__What the exercise asks__. Transcribe the full listing below exactly.

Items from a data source

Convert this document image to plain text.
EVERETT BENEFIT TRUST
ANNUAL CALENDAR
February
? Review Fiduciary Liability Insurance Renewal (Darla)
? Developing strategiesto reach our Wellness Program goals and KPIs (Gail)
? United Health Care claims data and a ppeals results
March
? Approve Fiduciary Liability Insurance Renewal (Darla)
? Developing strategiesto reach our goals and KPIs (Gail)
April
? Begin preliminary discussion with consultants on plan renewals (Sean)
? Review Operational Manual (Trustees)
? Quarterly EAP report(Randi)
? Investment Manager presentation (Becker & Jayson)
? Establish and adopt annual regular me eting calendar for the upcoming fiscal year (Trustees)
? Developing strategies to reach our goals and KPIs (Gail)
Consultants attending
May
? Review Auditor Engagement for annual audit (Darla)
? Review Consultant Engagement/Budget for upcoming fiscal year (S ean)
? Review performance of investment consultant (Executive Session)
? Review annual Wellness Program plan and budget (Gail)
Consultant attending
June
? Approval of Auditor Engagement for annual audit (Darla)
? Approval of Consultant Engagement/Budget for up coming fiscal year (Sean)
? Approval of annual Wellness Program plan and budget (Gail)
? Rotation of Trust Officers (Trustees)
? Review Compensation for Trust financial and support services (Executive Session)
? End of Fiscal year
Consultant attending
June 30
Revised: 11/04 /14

__Written answer__.
Convert this document image to plain text.
EVERETT BENEFIT TRUST
ANNUAL CALENDAR
February
? Review Fiduciary Liability Insurance Renewal (Darla)
? Developing strategiesto reach our Wellness Program goals and KPIs (Gail)
? United Health Care claims data and a ppeals results
March
? Approve Fiduciary Liability Insurance Renewal (Darla)
? Developing strategiesto reach our goals and KPIs (Gail)
April
? Begin preliminary discussion with consultants on plan renewals (Sean)
? Review Operational Manual (Trustees)
? Quarterly EAP report(Randi)
? Investment Manager presentation (Becker & Jayson)
? Establish and adopt annual regular me eting calendar for the upcoming fiscal year (Trustees)
? Developing strategies to reach our goals and KPIs (Gail)
Consultants attending
May
? Review Auditor Engagement for annual audit (Darla)
? Review Consultant Engagement/Budget for upcoming fiscal year (S ean)
? Review performance of investment consultant (Executive Session)
? Review annual Wellness Program plan and budget (Gail)
Consultant attending
June
? Approval of Auditor Engagement for annual audit (Darla)
? Approval of Consultant Engagement/Budget for up coming fiscal year (Sean)
? Approval of annual Wellness Program plan and budget (Gail)
? Rotation of Trust Officers (Trustees)
? Review Compensation for Trust financial and support services (Executive Session)
? End of Fiscal year
Consultant attending
June 30
Revised: 11/04 /14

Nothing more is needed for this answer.